WHAT YOU HAVE TO DO =>
Find the line that contains "Output the text content of this document."; then retype it and each line after it, exactly, through the final line of the data below.

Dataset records
^^^^^^^^^^^^^^^^

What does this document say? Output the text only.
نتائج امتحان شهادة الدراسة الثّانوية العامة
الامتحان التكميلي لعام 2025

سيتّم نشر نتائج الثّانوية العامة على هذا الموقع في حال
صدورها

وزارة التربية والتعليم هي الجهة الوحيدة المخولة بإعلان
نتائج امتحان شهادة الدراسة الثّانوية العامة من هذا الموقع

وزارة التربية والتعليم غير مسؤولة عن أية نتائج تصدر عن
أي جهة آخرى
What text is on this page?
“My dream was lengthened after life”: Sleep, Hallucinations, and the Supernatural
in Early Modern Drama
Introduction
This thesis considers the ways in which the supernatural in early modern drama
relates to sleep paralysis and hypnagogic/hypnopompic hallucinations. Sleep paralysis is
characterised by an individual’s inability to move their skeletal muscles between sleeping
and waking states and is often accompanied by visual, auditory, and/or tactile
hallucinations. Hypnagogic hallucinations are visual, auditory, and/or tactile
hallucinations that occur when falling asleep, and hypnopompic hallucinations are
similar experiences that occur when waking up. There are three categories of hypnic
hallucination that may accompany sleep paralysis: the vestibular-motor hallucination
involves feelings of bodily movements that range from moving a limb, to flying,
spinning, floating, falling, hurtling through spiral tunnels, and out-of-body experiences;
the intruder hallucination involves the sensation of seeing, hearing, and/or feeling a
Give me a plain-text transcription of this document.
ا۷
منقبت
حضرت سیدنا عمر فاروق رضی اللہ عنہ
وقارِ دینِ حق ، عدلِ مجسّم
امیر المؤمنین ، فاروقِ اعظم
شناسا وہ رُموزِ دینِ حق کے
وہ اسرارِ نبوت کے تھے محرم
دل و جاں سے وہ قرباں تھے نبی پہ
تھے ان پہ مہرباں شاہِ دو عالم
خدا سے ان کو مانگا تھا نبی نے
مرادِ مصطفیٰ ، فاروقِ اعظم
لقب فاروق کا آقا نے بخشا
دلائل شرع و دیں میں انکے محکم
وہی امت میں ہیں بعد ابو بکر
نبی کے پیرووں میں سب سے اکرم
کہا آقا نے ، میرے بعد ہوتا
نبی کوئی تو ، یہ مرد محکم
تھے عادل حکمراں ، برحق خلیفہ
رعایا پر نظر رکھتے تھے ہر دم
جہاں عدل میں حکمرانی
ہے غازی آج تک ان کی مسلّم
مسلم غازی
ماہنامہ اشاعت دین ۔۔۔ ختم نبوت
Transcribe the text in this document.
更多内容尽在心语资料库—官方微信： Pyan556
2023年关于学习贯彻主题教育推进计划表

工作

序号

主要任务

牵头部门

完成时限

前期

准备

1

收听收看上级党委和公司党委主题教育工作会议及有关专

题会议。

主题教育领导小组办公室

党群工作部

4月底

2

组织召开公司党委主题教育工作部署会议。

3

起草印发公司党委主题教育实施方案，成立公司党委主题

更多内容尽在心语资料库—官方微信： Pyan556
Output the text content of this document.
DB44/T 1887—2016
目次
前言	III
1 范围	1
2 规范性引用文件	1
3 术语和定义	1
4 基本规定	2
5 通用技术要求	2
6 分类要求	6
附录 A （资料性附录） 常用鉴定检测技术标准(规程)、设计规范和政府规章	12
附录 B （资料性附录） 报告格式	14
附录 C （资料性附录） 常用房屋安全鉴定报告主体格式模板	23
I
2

^^^^^^^^^^^^^^^^

COMPLETE OUTPUT =>
Output the text content of this document.
DB44/T 1887—2016
目次
前言	III
1 范围	1
2 规范性引用文件	1
3 术语和定义	1
4 基本规定	2
5 通用技术要求	2
6 分类要求	6
附录 A （资料性附录） 常用鉴定检测技术标准(规程)、设计规范和政府规章	12
附录 B （资料性附录） 报告格式	14
附录 C （资料性附录） 常用房屋安全鉴定报告主体格式模板	23
I
2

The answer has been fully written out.